>> START Records to use

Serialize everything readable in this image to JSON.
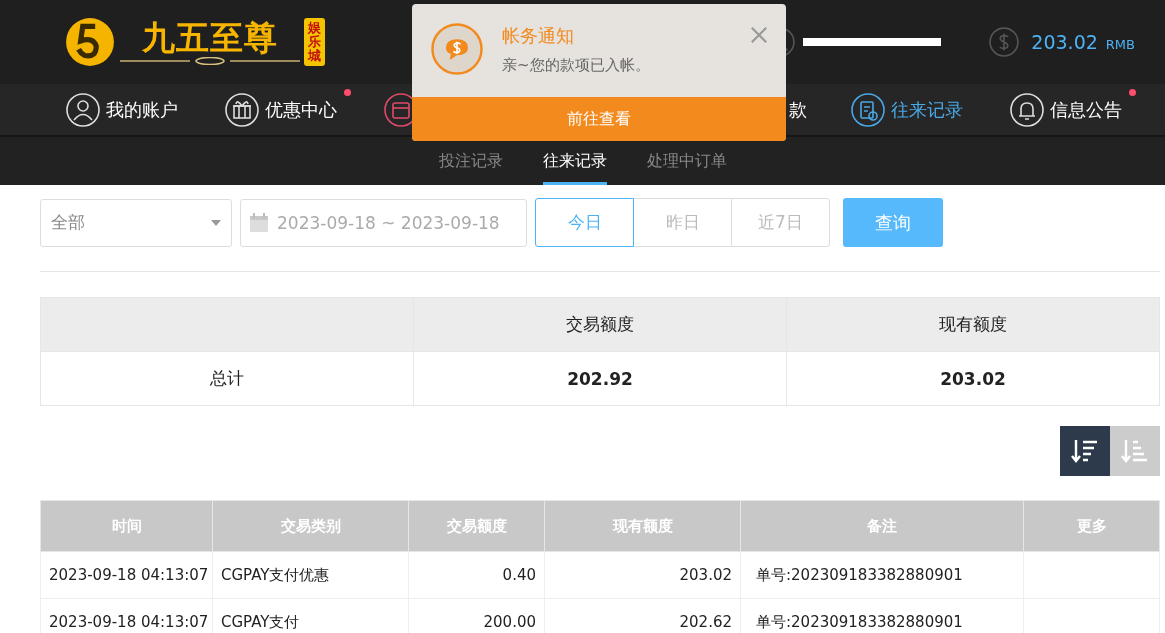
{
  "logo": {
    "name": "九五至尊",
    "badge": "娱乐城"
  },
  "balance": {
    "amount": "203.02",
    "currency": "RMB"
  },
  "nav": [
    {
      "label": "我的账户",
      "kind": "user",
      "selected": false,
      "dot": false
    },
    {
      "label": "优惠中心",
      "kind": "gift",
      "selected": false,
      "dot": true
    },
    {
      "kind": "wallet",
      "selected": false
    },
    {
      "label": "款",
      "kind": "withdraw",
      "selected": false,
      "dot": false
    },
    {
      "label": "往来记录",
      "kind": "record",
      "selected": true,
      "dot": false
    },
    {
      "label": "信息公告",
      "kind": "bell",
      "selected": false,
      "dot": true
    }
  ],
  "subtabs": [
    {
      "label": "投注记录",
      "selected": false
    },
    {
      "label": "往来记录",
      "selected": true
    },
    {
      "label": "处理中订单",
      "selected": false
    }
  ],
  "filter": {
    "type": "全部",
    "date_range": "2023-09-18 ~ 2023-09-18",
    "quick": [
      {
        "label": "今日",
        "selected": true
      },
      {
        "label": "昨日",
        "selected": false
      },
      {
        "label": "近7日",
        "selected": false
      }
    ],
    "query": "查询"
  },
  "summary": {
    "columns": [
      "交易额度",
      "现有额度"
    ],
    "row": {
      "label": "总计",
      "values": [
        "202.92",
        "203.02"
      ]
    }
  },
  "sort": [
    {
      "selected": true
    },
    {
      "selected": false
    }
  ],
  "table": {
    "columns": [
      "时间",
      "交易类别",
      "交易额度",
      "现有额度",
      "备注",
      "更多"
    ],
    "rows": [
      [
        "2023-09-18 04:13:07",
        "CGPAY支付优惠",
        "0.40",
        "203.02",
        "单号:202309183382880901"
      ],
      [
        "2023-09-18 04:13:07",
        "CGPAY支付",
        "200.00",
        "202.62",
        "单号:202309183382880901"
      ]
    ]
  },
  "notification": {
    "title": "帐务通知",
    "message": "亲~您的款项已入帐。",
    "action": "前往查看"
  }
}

>> END Records to use

**Exercise**. From the records above, pick out and copy each line holding the word "label".

**Worked solution**.
      "label": "我的账户",
      "label": "优惠中心",
      "label": "款",
      "label": "往来记录",
      "label": "信息公告",
      "label": "投注记录",
      "label": "往来记录",
      "label": "处理中订单",
        "label": "今日",
        "label": "昨日",
        "label": "近7日",
      "label": "总计",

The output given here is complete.